(Stored items from a collection)

☆ ☆ ☆ ☆

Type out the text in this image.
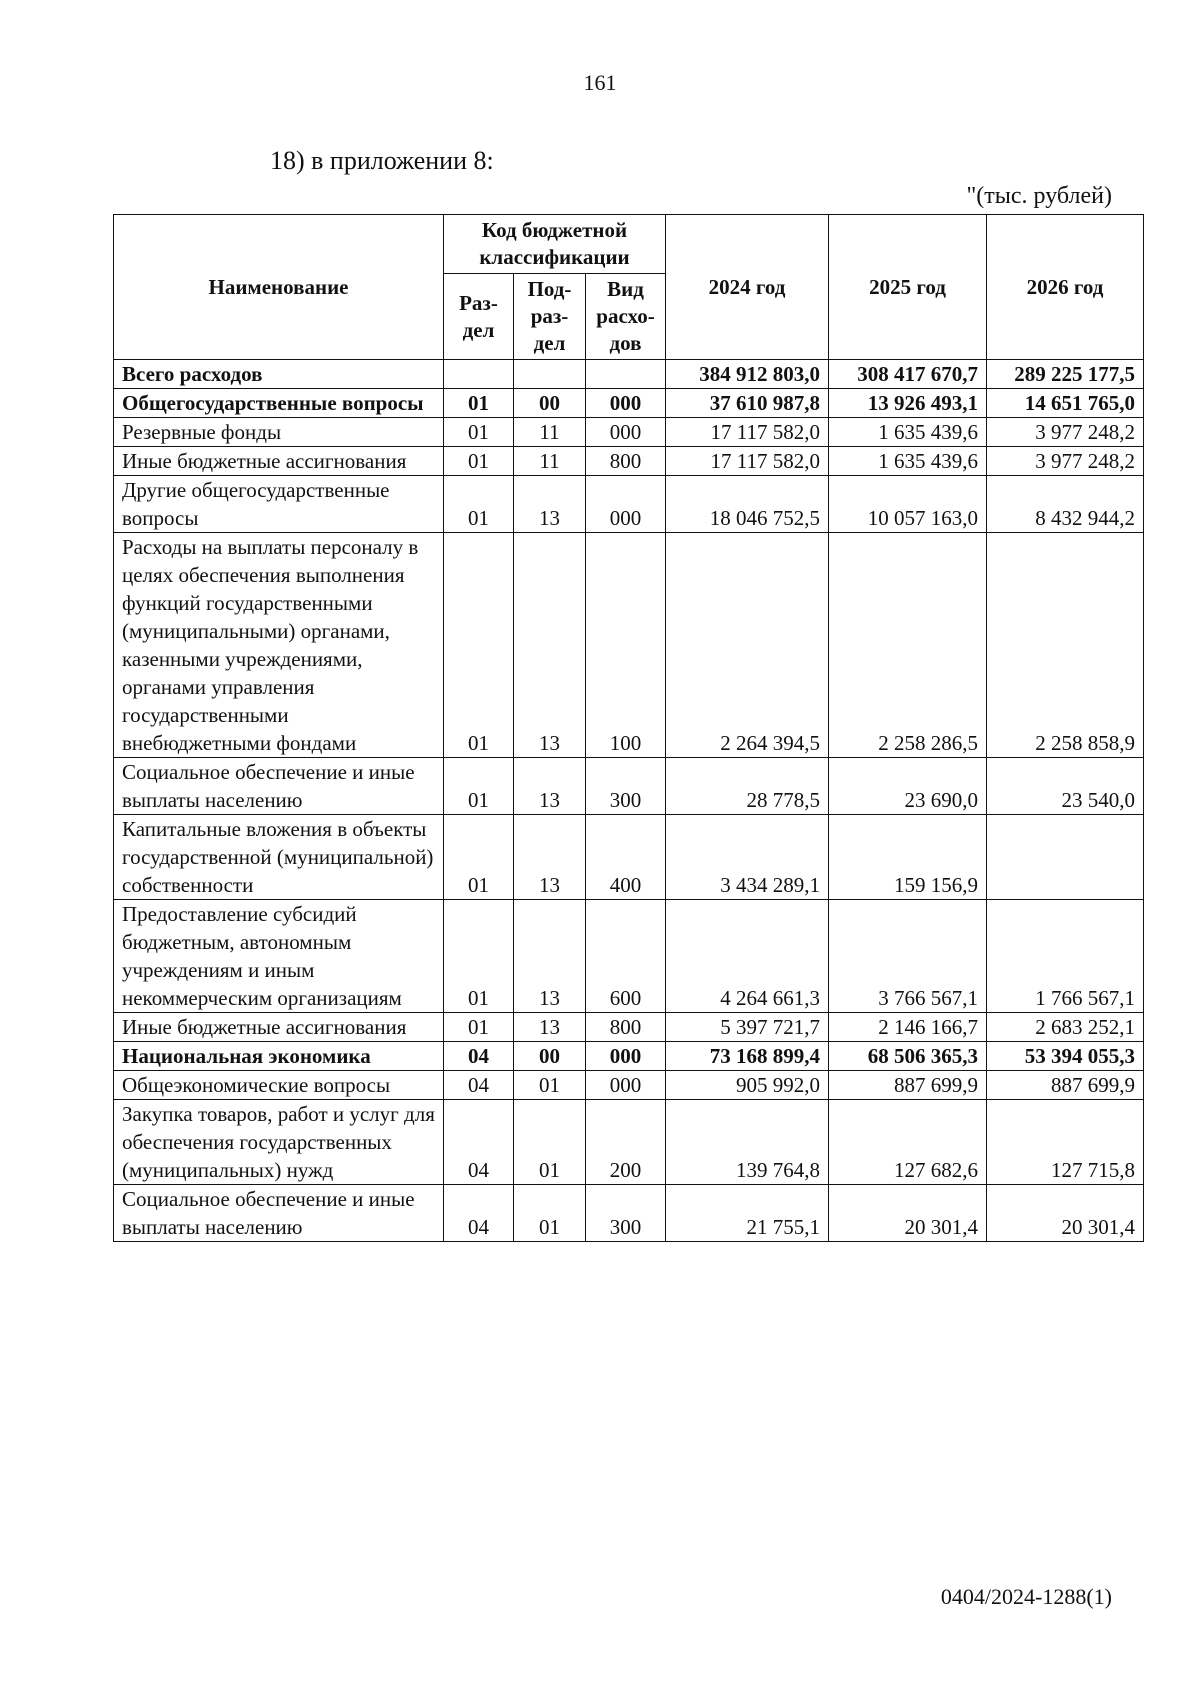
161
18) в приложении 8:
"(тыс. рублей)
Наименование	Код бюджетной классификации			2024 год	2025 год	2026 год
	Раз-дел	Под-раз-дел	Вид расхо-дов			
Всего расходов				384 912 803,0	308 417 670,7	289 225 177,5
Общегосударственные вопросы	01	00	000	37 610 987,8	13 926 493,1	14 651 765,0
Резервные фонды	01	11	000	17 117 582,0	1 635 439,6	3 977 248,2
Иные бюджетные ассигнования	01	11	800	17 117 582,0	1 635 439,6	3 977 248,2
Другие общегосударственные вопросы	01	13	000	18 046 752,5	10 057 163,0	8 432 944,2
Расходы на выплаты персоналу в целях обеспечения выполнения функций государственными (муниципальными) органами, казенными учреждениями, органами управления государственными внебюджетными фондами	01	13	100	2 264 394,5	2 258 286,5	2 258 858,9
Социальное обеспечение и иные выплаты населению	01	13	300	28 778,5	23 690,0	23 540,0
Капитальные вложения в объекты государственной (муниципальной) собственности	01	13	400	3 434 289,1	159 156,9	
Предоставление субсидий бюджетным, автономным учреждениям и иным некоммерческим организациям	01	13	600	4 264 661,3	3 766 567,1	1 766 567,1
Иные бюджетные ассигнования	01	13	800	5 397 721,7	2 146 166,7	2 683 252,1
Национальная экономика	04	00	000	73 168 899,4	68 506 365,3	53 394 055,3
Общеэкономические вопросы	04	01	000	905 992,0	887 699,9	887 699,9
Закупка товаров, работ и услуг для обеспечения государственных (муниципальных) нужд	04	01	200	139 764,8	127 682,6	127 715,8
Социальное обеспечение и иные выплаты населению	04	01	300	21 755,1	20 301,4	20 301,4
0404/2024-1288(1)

☆ ☆ ☆ ☆

[Prompt] Every line should be retyped exactly, with the pictures omitted.

[Output]
Type out the text in this image.
161
18) в приложении 8:
"(тыс. рублей)
Наименование	Код бюджетной классификации			2024 год	2025 год	2026 год
	Раз-дел	Под-раз-дел	Вид расхо-дов			
Всего расходов				384 912 803,0	308 417 670,7	289 225 177,5
Общегосударственные вопросы	01	00	000	37 610 987,8	13 926 493,1	14 651 765,0
Резервные фонды	01	11	000	17 117 582,0	1 635 439,6	3 977 248,2
Иные бюджетные ассигнования	01	11	800	17 117 582,0	1 635 439,6	3 977 248,2
Другие общегосударственные вопросы	01	13	000	18 046 752,5	10 057 163,0	8 432 944,2
Расходы на выплаты персоналу в целях обеспечения выполнения функций государственными (муниципальными) органами, казенными учреждениями, органами управления государственными внебюджетными фондами	01	13	100	2 264 394,5	2 258 286,5	2 258 858,9
Социальное обеспечение и иные выплаты населению	01	13	300	28 778,5	23 690,0	23 540,0
Капитальные вложения в объекты государственной (муниципальной) собственности	01	13	400	3 434 289,1	159 156,9	
Предоставление субсидий бюджетным, автономным учреждениям и иным некоммерческим организациям	01	13	600	4 264 661,3	3 766 567,1	1 766 567,1
Иные бюджетные ассигнования	01	13	800	5 397 721,7	2 146 166,7	2 683 252,1
Национальная экономика	04	00	000	73 168 899,4	68 506 365,3	53 394 055,3
Общеэкономические вопросы	04	01	000	905 992,0	887 699,9	887 699,9
Закупка товаров, работ и услуг для обеспечения государственных (муниципальных) нужд	04	01	200	139 764,8	127 682,6	127 715,8
Социальное обеспечение и иные выплаты населению	04	01	300	21 755,1	20 301,4	20 301,4
0404/2024-1288(1)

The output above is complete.